| Exercise |
Find each line containing the string "type" and return it.

(begin)

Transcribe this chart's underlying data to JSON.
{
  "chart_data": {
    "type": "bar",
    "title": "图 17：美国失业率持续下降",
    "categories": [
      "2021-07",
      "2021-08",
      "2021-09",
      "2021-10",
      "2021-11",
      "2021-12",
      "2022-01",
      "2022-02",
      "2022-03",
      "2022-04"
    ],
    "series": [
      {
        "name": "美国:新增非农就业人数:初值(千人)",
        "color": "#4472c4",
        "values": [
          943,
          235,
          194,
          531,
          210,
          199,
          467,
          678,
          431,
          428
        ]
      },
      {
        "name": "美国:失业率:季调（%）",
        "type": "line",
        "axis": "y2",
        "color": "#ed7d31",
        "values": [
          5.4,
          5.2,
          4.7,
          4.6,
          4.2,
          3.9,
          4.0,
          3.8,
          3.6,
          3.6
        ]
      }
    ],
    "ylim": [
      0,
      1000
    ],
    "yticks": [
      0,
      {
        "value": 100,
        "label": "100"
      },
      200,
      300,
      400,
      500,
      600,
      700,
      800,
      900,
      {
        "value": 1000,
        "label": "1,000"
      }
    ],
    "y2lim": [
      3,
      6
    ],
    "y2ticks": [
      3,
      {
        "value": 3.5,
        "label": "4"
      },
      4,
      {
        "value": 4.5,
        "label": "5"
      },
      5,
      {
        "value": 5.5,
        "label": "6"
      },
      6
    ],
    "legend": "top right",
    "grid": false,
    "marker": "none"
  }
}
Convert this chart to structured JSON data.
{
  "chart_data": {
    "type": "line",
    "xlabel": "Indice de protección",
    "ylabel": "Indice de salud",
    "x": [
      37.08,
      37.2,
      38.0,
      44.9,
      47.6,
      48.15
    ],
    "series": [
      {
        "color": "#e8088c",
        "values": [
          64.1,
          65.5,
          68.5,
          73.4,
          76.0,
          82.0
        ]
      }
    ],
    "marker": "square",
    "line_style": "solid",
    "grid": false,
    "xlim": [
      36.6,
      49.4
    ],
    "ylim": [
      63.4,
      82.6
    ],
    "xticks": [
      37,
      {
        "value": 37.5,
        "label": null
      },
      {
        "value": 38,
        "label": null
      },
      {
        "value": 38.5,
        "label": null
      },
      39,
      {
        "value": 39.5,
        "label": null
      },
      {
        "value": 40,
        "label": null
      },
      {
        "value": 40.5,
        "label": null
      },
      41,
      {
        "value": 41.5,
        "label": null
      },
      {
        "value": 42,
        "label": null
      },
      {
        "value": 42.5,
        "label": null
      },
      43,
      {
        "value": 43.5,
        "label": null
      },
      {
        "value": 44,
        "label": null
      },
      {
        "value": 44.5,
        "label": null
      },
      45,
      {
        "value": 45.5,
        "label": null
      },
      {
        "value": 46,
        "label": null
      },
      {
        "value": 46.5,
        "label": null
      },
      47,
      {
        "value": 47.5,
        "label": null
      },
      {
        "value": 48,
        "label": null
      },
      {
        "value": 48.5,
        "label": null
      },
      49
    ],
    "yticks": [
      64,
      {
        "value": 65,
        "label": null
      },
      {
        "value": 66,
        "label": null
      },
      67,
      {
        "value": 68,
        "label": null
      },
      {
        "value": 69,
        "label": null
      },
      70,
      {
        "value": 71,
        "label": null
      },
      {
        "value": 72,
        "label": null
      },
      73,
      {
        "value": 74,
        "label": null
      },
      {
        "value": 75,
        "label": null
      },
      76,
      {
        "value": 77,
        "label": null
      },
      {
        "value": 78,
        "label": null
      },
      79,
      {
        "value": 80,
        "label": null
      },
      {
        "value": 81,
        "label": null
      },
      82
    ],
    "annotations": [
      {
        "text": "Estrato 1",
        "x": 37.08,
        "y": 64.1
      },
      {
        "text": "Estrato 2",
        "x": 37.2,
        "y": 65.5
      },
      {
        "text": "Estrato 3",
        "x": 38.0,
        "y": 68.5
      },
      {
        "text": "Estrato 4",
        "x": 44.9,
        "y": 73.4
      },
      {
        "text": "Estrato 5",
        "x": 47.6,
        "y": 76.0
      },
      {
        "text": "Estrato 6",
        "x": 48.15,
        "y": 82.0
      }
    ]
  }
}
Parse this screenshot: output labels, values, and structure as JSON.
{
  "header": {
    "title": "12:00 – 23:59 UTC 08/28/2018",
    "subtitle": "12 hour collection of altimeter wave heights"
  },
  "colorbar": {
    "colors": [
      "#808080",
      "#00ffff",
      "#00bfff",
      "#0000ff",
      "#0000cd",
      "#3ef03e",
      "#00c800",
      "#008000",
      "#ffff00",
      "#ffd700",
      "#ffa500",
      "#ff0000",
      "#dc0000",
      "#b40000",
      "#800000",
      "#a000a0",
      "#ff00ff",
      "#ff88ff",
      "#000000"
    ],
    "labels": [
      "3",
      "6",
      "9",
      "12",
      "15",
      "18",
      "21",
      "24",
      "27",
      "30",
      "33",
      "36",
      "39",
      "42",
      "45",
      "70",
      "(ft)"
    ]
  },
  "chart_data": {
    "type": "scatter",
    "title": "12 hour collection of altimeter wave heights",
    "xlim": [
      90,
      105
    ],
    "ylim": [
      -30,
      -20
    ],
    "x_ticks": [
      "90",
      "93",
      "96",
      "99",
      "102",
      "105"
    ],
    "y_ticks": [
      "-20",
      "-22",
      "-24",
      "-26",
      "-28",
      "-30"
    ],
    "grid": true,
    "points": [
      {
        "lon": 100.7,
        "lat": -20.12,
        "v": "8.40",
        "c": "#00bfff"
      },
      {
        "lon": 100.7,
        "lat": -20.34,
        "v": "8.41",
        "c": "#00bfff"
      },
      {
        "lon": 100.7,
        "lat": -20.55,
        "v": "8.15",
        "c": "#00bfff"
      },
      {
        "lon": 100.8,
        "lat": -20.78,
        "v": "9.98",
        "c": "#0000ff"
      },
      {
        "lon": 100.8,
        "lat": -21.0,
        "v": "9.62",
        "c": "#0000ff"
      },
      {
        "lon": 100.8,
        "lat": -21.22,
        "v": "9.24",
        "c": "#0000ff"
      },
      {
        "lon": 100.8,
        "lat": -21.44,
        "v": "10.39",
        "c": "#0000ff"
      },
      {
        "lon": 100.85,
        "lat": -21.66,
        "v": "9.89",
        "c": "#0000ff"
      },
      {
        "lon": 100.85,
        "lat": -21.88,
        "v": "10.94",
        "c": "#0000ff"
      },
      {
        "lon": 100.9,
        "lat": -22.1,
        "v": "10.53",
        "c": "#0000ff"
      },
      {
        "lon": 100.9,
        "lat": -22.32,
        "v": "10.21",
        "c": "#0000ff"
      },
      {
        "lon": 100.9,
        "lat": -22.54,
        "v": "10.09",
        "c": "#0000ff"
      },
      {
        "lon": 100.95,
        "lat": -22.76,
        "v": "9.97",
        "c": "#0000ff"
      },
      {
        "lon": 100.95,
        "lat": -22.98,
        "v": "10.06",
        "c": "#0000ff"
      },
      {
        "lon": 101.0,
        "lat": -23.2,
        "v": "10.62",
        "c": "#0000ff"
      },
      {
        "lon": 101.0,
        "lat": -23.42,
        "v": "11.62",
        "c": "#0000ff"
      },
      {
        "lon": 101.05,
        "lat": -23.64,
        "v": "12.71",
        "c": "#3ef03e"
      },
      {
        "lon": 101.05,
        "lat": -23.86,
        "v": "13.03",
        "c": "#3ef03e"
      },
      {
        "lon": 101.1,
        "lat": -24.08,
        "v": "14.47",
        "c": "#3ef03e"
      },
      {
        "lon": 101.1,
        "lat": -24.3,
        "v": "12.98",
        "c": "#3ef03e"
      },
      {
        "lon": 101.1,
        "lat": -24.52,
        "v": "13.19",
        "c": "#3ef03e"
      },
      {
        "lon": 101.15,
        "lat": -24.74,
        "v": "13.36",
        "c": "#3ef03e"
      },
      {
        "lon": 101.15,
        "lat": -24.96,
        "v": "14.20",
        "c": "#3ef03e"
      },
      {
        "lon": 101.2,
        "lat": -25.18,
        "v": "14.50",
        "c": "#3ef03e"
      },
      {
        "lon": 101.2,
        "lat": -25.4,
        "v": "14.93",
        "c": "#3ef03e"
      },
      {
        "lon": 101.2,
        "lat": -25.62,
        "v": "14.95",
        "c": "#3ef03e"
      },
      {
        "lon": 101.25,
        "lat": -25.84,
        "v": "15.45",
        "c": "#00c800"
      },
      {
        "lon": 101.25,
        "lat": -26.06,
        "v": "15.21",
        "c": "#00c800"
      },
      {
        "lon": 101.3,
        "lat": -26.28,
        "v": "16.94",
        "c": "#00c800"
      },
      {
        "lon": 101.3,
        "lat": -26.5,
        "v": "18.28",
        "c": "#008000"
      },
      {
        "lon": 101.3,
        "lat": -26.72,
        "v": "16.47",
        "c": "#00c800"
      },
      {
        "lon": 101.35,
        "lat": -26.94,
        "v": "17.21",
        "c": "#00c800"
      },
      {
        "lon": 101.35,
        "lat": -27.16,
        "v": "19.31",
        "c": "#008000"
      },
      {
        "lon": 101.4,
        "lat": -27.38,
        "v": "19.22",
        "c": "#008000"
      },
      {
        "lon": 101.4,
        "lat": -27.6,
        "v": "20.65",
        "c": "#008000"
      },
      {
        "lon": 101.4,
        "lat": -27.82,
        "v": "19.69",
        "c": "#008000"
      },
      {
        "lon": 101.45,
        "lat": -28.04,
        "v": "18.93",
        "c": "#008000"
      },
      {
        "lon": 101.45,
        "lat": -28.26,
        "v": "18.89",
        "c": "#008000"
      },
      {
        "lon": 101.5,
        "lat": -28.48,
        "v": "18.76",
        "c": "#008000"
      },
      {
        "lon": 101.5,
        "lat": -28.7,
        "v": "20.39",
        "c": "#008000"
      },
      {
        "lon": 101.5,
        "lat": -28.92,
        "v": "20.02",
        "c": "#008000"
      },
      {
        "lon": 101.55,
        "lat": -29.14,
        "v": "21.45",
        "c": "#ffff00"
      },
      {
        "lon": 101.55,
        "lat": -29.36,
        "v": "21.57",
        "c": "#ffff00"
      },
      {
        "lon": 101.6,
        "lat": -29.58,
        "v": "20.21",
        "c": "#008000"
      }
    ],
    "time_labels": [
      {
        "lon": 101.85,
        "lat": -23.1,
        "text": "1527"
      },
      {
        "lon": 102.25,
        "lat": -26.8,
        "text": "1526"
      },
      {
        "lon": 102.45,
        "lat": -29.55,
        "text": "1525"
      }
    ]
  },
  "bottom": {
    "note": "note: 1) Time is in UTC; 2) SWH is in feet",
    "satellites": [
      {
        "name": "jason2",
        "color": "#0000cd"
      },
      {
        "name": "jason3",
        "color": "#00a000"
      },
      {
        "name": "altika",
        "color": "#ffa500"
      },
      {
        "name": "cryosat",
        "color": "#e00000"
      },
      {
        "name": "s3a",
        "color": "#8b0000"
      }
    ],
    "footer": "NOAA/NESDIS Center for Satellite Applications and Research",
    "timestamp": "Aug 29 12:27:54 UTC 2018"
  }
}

(end)

| Exercise output |
    "type": "bar",
        "type": "line",
    "type": "line",
    "type": "scatter",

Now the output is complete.